### DATASET ENTRIES
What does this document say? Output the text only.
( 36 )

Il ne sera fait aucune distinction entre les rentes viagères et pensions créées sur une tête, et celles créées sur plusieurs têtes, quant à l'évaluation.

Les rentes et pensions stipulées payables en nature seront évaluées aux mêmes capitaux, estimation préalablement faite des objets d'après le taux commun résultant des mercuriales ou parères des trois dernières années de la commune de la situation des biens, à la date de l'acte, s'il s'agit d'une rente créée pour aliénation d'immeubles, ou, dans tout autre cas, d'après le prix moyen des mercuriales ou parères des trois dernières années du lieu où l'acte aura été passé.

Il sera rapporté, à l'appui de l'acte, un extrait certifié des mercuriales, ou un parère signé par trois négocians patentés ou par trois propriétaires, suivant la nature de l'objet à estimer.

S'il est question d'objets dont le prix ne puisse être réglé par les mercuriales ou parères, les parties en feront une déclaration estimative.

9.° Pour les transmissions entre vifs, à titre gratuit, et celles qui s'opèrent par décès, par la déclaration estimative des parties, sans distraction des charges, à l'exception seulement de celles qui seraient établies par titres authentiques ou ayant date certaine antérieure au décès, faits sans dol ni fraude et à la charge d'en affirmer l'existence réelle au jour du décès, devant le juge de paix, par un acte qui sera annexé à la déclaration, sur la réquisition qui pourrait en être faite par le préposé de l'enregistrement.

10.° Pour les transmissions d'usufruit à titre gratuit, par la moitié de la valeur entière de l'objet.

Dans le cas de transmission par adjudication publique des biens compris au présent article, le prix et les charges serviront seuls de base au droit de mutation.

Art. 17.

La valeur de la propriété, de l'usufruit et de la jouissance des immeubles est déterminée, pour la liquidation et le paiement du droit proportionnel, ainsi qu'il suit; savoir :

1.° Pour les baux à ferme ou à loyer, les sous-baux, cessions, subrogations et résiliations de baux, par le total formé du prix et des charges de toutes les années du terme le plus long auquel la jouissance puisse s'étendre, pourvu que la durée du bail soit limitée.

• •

### EXERCISE DETAILS
From the listing above, extract all records word for word.

### COMPLETE ANSWER
What does this document say? Output the text only.
( 36 )

Il ne sera fait aucune distinction entre les rentes viagères et pensions créées sur une tête, et celles créées sur plusieurs têtes, quant à l'évaluation.

Les rentes et pensions stipulées payables en nature seront évaluées aux mêmes capitaux, estimation préalablement faite des objets d'après le taux commun résultant des mercuriales ou parères des trois dernières années de la commune de la situation des biens, à la date de l'acte, s'il s'agit d'une rente créée pour aliénation d'immeubles, ou, dans tout autre cas, d'après le prix moyen des mercuriales ou parères des trois dernières années du lieu où l'acte aura été passé.

Il sera rapporté, à l'appui de l'acte, un extrait certifié des mercuriales, ou un parère signé par trois négocians patentés ou par trois propriétaires, suivant la nature de l'objet à estimer.

S'il est question d'objets dont le prix ne puisse être réglé par les mercuriales ou parères, les parties en feront une déclaration estimative.

9.° Pour les transmissions entre vifs, à titre gratuit, et celles qui s'opèrent par décès, par la déclaration estimative des parties, sans distraction des charges, à l'exception seulement de celles qui seraient établies par titres authentiques ou ayant date certaine antérieure au décès, faits sans dol ni fraude et à la charge d'en affirmer l'existence réelle au jour du décès, devant le juge de paix, par un acte qui sera annexé à la déclaration, sur la réquisition qui pourrait en être faite par le préposé de l'enregistrement.

10.° Pour les transmissions d'usufruit à titre gratuit, par la moitié de la valeur entière de l'objet.

Dans le cas de transmission par adjudication publique des biens compris au présent article, le prix et les charges serviront seuls de base au droit de mutation.

Art. 17.

La valeur de la propriété, de l'usufruit et de la jouissance des immeubles est déterminée, pour la liquidation et le paiement du droit proportionnel, ainsi qu'il suit; savoir :

1.° Pour les baux à ferme ou à loyer, les sous-baux, cessions, subrogations et résiliations de baux, par le total formé du prix et des charges de toutes les années du terme le plus long auquel la jouissance puisse s'étendre, pourvu que la durée du bail soit limitée.

• •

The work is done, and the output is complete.